Wherever the word "DELRAY" appears in a line, copy that line.

====== LISTING ======

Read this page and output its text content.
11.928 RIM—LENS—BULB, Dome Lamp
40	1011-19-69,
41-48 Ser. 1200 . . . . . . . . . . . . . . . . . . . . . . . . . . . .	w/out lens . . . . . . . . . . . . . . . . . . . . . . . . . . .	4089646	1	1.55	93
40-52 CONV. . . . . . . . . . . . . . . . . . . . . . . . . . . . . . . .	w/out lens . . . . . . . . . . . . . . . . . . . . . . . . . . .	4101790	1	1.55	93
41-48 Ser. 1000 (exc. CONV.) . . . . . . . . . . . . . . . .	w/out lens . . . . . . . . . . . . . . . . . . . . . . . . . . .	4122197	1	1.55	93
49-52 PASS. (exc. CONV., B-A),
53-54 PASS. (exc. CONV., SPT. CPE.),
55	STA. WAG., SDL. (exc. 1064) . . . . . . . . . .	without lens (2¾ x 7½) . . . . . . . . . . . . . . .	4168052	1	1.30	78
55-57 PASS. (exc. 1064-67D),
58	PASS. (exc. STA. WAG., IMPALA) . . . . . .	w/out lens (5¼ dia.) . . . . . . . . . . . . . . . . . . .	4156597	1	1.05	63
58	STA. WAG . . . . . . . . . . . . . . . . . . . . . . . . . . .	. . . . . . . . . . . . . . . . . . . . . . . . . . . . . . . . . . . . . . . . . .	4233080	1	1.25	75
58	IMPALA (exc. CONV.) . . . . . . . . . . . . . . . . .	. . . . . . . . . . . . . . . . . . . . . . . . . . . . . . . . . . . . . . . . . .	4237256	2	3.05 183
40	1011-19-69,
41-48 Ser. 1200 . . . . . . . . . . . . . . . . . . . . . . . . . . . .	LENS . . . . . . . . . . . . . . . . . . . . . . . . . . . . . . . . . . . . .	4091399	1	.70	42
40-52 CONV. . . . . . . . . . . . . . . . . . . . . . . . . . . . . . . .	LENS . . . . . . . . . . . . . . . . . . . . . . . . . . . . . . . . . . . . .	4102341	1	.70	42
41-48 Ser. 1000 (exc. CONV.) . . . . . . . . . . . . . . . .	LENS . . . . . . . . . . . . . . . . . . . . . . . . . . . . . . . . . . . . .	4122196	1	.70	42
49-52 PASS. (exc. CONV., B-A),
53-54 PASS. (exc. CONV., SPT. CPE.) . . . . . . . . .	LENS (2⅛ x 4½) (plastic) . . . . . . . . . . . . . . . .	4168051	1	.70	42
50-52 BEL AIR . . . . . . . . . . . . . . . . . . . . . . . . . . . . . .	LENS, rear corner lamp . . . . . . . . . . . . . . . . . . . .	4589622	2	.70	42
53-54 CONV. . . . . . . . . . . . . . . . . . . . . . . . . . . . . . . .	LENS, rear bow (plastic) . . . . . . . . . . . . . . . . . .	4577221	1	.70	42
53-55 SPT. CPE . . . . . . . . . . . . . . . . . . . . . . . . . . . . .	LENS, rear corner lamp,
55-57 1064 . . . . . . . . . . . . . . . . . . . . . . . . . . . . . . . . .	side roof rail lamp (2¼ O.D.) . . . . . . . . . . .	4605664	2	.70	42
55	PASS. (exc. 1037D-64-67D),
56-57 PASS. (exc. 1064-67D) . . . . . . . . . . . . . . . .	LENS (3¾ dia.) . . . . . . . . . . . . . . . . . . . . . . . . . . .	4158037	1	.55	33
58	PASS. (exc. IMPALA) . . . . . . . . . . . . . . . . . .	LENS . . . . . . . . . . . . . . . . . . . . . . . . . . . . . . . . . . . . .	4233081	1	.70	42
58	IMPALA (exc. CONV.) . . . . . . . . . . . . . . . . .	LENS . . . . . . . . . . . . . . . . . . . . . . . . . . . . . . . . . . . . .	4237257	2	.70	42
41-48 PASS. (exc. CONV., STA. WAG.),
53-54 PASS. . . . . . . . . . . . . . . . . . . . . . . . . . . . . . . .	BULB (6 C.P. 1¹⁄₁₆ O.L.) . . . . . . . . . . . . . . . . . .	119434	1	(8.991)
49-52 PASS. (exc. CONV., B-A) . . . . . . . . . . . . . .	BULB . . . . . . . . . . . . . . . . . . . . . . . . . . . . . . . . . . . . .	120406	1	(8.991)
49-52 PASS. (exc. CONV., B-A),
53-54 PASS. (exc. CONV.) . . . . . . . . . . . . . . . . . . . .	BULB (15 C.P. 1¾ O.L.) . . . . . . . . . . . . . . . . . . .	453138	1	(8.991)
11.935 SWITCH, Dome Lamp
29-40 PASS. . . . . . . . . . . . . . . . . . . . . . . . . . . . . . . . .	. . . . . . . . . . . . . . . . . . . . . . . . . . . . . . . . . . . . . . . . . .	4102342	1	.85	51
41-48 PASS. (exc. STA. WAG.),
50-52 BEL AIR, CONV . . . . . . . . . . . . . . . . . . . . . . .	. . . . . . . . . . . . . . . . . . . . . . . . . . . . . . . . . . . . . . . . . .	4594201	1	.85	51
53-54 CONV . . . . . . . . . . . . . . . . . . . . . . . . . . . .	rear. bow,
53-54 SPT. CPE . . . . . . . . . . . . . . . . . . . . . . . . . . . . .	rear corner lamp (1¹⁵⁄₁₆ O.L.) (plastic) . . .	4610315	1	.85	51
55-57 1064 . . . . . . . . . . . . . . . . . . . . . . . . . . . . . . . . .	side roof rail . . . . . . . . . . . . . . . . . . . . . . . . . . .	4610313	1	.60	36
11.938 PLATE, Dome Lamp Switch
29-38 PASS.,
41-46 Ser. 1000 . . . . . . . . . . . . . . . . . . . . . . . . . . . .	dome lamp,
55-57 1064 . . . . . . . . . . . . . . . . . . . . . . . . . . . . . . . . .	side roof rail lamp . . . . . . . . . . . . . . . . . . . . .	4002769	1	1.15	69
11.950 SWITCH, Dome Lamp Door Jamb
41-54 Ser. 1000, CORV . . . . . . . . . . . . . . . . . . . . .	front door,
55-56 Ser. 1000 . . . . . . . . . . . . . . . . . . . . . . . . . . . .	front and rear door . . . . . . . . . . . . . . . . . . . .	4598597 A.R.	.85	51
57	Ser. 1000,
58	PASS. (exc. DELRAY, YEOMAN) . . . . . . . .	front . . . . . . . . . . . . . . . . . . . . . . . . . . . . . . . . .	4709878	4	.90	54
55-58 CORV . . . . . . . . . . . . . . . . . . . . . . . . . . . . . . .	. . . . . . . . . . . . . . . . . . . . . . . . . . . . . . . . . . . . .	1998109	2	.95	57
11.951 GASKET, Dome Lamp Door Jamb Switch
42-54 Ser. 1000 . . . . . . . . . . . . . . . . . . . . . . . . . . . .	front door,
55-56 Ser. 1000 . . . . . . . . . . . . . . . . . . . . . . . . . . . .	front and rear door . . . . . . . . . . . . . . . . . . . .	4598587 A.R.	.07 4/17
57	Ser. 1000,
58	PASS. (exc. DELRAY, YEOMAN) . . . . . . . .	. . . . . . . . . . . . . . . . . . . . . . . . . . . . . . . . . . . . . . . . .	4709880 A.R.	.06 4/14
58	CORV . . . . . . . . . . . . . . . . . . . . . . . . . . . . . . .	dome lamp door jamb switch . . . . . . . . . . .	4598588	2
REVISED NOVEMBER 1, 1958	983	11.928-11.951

======

# OUTPUT OF THE TASK
58	PASS. (exc. DELRAY, YEOMAN) . . . . . . . .	front . . . . . . . . . . . . . . . . . . . . . . . . . . . . . . . . .	4709878	4	.90	54
58	PASS. (exc. DELRAY, YEOMAN) . . . . . . . .	. . . . . . . . . . . . . . . . . . . . . . . . . . . . . . . . . . . . . . . . .	4709880 A.R.	.06 4/14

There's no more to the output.